··· Material to process
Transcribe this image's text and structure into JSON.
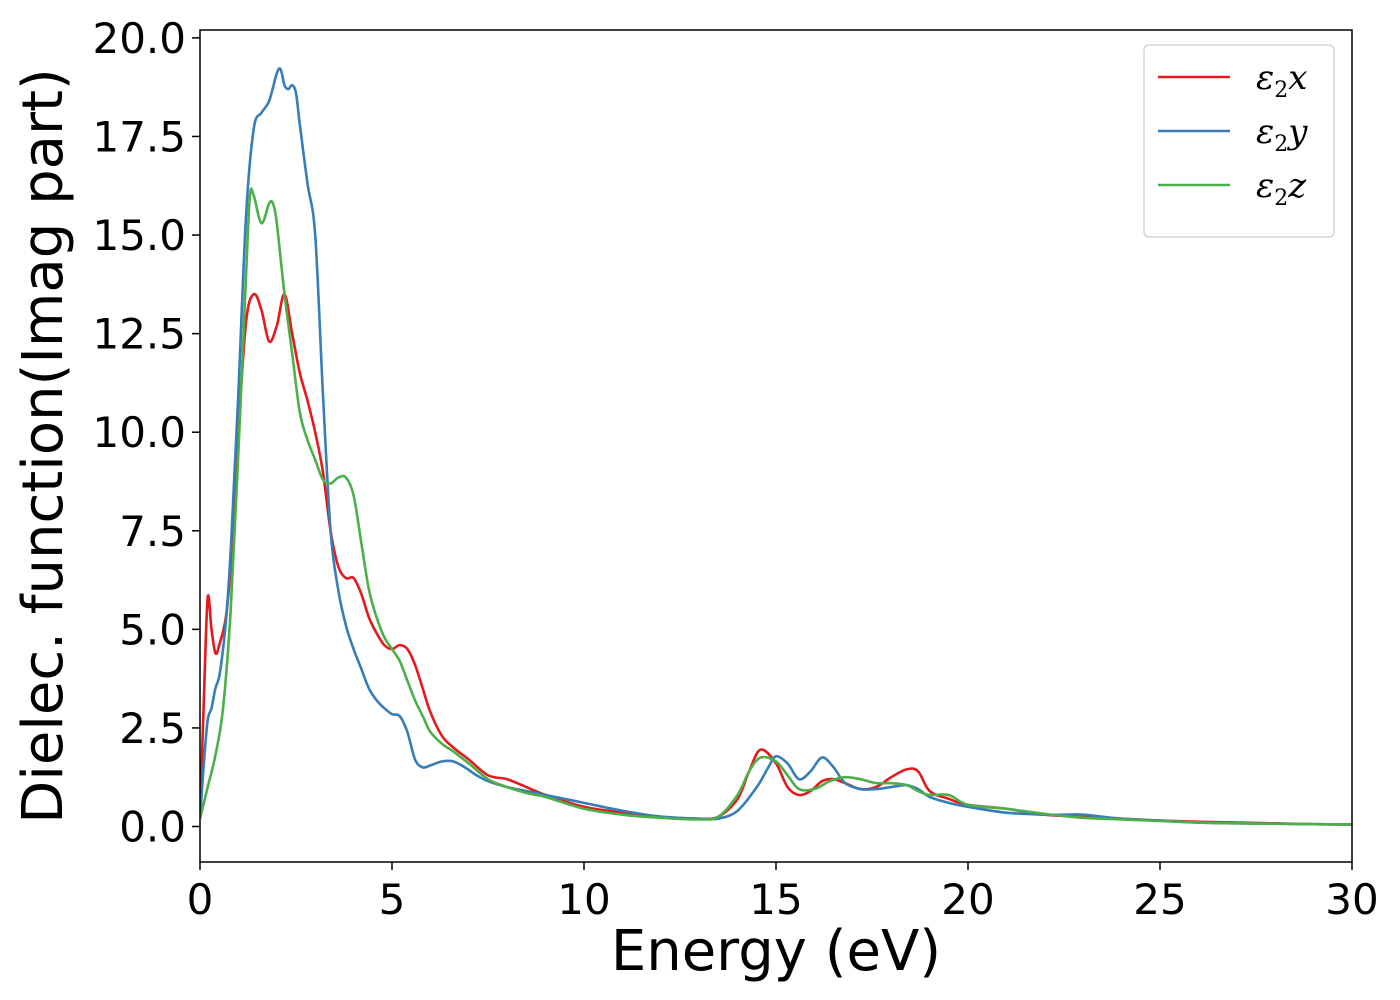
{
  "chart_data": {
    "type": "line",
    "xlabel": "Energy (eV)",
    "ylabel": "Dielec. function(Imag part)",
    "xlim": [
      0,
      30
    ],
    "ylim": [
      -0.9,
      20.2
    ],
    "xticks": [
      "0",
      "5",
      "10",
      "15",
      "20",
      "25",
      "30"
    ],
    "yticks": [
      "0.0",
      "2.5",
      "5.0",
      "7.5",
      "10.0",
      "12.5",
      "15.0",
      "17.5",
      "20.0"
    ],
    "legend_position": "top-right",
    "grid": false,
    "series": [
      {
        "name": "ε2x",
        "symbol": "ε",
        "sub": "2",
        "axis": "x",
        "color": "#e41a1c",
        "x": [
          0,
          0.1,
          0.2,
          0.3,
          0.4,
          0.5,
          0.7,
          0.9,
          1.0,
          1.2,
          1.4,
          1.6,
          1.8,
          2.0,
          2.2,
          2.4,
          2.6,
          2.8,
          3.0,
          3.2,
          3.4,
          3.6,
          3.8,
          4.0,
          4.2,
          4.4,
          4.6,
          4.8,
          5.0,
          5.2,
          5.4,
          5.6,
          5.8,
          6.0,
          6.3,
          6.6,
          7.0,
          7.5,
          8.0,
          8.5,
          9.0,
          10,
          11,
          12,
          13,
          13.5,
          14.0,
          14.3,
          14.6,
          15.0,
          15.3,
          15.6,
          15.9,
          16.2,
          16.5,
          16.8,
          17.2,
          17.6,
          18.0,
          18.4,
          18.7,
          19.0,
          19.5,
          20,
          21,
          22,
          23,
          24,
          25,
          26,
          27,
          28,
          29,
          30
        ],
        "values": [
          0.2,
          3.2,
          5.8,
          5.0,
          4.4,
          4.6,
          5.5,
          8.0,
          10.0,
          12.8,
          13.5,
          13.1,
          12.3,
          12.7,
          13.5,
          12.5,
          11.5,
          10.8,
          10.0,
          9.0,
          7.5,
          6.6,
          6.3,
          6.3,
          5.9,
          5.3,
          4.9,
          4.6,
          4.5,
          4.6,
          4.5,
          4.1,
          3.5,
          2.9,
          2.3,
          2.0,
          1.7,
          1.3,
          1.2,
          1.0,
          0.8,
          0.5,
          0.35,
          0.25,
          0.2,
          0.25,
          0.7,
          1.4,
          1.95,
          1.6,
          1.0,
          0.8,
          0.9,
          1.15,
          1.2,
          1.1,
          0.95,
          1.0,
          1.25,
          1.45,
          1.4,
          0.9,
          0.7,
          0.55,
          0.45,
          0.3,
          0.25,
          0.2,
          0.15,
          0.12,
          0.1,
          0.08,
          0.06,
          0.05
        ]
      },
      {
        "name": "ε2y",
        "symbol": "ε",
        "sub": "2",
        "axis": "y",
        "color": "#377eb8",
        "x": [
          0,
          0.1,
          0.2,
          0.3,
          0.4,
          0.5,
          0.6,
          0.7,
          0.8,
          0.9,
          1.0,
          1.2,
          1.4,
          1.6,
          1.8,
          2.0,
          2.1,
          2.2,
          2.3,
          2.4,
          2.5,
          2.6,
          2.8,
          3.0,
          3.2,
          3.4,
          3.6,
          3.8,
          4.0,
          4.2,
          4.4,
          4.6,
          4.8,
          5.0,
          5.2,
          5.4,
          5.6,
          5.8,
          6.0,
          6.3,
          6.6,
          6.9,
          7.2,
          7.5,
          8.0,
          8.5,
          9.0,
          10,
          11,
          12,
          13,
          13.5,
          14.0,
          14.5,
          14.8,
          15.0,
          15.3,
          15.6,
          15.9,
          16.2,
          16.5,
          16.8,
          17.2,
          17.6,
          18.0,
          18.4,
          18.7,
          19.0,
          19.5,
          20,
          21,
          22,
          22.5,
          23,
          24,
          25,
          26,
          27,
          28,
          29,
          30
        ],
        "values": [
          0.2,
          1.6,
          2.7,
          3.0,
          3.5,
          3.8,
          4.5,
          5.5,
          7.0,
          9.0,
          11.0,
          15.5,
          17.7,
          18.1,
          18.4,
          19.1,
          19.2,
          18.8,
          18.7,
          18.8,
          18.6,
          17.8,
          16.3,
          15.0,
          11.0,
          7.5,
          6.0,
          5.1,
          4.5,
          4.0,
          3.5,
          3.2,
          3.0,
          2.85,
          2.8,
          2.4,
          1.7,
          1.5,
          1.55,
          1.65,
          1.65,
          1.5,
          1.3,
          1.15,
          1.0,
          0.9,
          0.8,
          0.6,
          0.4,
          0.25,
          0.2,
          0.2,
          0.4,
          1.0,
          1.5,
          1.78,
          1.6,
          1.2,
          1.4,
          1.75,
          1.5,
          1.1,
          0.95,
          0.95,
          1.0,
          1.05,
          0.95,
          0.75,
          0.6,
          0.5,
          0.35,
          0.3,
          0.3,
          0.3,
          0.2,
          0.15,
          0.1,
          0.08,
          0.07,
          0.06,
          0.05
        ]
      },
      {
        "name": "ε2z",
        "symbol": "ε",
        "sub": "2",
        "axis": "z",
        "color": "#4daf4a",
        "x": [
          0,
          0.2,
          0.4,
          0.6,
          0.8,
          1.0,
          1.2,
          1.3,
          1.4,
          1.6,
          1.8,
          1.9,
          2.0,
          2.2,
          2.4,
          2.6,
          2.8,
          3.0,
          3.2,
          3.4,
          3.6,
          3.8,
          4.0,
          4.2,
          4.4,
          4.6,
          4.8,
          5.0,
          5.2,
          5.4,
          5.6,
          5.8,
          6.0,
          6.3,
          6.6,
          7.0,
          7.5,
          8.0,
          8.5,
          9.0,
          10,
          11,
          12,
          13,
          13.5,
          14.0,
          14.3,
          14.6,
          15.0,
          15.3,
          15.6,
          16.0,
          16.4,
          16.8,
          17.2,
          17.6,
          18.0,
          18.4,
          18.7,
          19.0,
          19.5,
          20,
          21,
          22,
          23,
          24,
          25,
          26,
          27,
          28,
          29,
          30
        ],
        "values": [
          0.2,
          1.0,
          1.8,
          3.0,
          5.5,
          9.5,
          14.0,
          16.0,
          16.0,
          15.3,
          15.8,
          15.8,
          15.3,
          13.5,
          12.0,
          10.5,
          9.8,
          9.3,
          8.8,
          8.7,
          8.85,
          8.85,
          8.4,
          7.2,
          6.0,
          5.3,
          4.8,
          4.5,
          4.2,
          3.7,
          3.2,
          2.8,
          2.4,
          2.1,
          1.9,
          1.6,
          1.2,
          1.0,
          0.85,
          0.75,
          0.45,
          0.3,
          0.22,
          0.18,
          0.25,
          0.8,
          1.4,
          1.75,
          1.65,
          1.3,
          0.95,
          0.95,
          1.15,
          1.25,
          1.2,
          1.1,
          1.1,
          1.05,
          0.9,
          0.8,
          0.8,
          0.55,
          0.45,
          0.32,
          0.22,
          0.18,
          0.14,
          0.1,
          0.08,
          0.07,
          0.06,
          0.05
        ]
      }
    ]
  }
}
······
Task prompt - The records above must be transcribed exactly. Pictures are left out of the copy.

Answer to this exercise -
Transcribe this image's text and structure into JSON.
{
  "chart_data": {
    "type": "line",
    "xlabel": "Energy (eV)",
    "ylabel": "Dielec. function(Imag part)",
    "xlim": [
      0,
      30
    ],
    "ylim": [
      -0.9,
      20.2
    ],
    "xticks": [
      "0",
      "5",
      "10",
      "15",
      "20",
      "25",
      "30"
    ],
    "yticks": [
      "0.0",
      "2.5",
      "5.0",
      "7.5",
      "10.0",
      "12.5",
      "15.0",
      "17.5",
      "20.0"
    ],
    "legend_position": "top-right",
    "grid": false,
    "series": [
      {
        "name": "ε2x",
        "symbol": "ε",
        "sub": "2",
        "axis": "x",
        "color": "#e41a1c",
        "x": [
          0,
          0.1,
          0.2,
          0.3,
          0.4,
          0.5,
          0.7,
          0.9,
          1.0,
          1.2,
          1.4,
          1.6,
          1.8,
          2.0,
          2.2,
          2.4,
          2.6,
          2.8,
          3.0,
          3.2,
          3.4,
          3.6,
          3.8,
          4.0,
          4.2,
          4.4,
          4.6,
          4.8,
          5.0,
          5.2,
          5.4,
          5.6,
          5.8,
          6.0,
          6.3,
          6.6,
          7.0,
          7.5,
          8.0,
          8.5,
          9.0,
          10,
          11,
          12,
          13,
          13.5,
          14.0,
          14.3,
          14.6,
          15.0,
          15.3,
          15.6,
          15.9,
          16.2,
          16.5,
          16.8,
          17.2,
          17.6,
          18.0,
          18.4,
          18.7,
          19.0,
          19.5,
          20,
          21,
          22,
          23,
          24,
          25,
          26,
          27,
          28,
          29,
          30
        ],
        "values": [
          0.2,
          3.2,
          5.8,
          5.0,
          4.4,
          4.6,
          5.5,
          8.0,
          10.0,
          12.8,
          13.5,
          13.1,
          12.3,
          12.7,
          13.5,
          12.5,
          11.5,
          10.8,
          10.0,
          9.0,
          7.5,
          6.6,
          6.3,
          6.3,
          5.9,
          5.3,
          4.9,
          4.6,
          4.5,
          4.6,
          4.5,
          4.1,
          3.5,
          2.9,
          2.3,
          2.0,
          1.7,
          1.3,
          1.2,
          1.0,
          0.8,
          0.5,
          0.35,
          0.25,
          0.2,
          0.25,
          0.7,
          1.4,
          1.95,
          1.6,
          1.0,
          0.8,
          0.9,
          1.15,
          1.2,
          1.1,
          0.95,
          1.0,
          1.25,
          1.45,
          1.4,
          0.9,
          0.7,
          0.55,
          0.45,
          0.3,
          0.25,
          0.2,
          0.15,
          0.12,
          0.1,
          0.08,
          0.06,
          0.05
        ]
      },
      {
        "name": "ε2y",
        "symbol": "ε",
        "sub": "2",
        "axis": "y",
        "color": "#377eb8",
        "x": [
          0,
          0.1,
          0.2,
          0.3,
          0.4,
          0.5,
          0.6,
          0.7,
          0.8,
          0.9,
          1.0,
          1.2,
          1.4,
          1.6,
          1.8,
          2.0,
          2.1,
          2.2,
          2.3,
          2.4,
          2.5,
          2.6,
          2.8,
          3.0,
          3.2,
          3.4,
          3.6,
          3.8,
          4.0,
          4.2,
          4.4,
          4.6,
          4.8,
          5.0,
          5.2,
          5.4,
          5.6,
          5.8,
          6.0,
          6.3,
          6.6,
          6.9,
          7.2,
          7.5,
          8.0,
          8.5,
          9.0,
          10,
          11,
          12,
          13,
          13.5,
          14.0,
          14.5,
          14.8,
          15.0,
          15.3,
          15.6,
          15.9,
          16.2,
          16.5,
          16.8,
          17.2,
          17.6,
          18.0,
          18.4,
          18.7,
          19.0,
          19.5,
          20,
          21,
          22,
          22.5,
          23,
          24,
          25,
          26,
          27,
          28,
          29,
          30
        ],
        "values": [
          0.2,
          1.6,
          2.7,
          3.0,
          3.5,
          3.8,
          4.5,
          5.5,
          7.0,
          9.0,
          11.0,
          15.5,
          17.7,
          18.1,
          18.4,
          19.1,
          19.2,
          18.8,
          18.7,
          18.8,
          18.6,
          17.8,
          16.3,
          15.0,
          11.0,
          7.5,
          6.0,
          5.1,
          4.5,
          4.0,
          3.5,
          3.2,
          3.0,
          2.85,
          2.8,
          2.4,
          1.7,
          1.5,
          1.55,
          1.65,
          1.65,
          1.5,
          1.3,
          1.15,
          1.0,
          0.9,
          0.8,
          0.6,
          0.4,
          0.25,
          0.2,
          0.2,
          0.4,
          1.0,
          1.5,
          1.78,
          1.6,
          1.2,
          1.4,
          1.75,
          1.5,
          1.1,
          0.95,
          0.95,
          1.0,
          1.05,
          0.95,
          0.75,
          0.6,
          0.5,
          0.35,
          0.3,
          0.3,
          0.3,
          0.2,
          0.15,
          0.1,
          0.08,
          0.07,
          0.06,
          0.05
        ]
      },
      {
        "name": "ε2z",
        "symbol": "ε",
        "sub": "2",
        "axis": "z",
        "color": "#4daf4a",
        "x": [
          0,
          0.2,
          0.4,
          0.6,
          0.8,
          1.0,
          1.2,
          1.3,
          1.4,
          1.6,
          1.8,
          1.9,
          2.0,
          2.2,
          2.4,
          2.6,
          2.8,
          3.0,
          3.2,
          3.4,
          3.6,
          3.8,
          4.0,
          4.2,
          4.4,
          4.6,
          4.8,
          5.0,
          5.2,
          5.4,
          5.6,
          5.8,
          6.0,
          6.3,
          6.6,
          7.0,
          7.5,
          8.0,
          8.5,
          9.0,
          10,
          11,
          12,
          13,
          13.5,
          14.0,
          14.3,
          14.6,
          15.0,
          15.3,
          15.6,
          16.0,
          16.4,
          16.8,
          17.2,
          17.6,
          18.0,
          18.4,
          18.7,
          19.0,
          19.5,
          20,
          21,
          22,
          23,
          24,
          25,
          26,
          27,
          28,
          29,
          30
        ],
        "values": [
          0.2,
          1.0,
          1.8,
          3.0,
          5.5,
          9.5,
          14.0,
          16.0,
          16.0,
          15.3,
          15.8,
          15.8,
          15.3,
          13.5,
          12.0,
          10.5,
          9.8,
          9.3,
          8.8,
          8.7,
          8.85,
          8.85,
          8.4,
          7.2,
          6.0,
          5.3,
          4.8,
          4.5,
          4.2,
          3.7,
          3.2,
          2.8,
          2.4,
          2.1,
          1.9,
          1.6,
          1.2,
          1.0,
          0.85,
          0.75,
          0.45,
          0.3,
          0.22,
          0.18,
          0.25,
          0.8,
          1.4,
          1.75,
          1.65,
          1.3,
          0.95,
          0.95,
          1.15,
          1.25,
          1.2,
          1.1,
          1.1,
          1.05,
          0.9,
          0.8,
          0.8,
          0.55,
          0.45,
          0.32,
          0.22,
          0.18,
          0.14,
          0.1,
          0.08,
          0.07,
          0.06,
          0.05
        ]
      }
    ]
  }
}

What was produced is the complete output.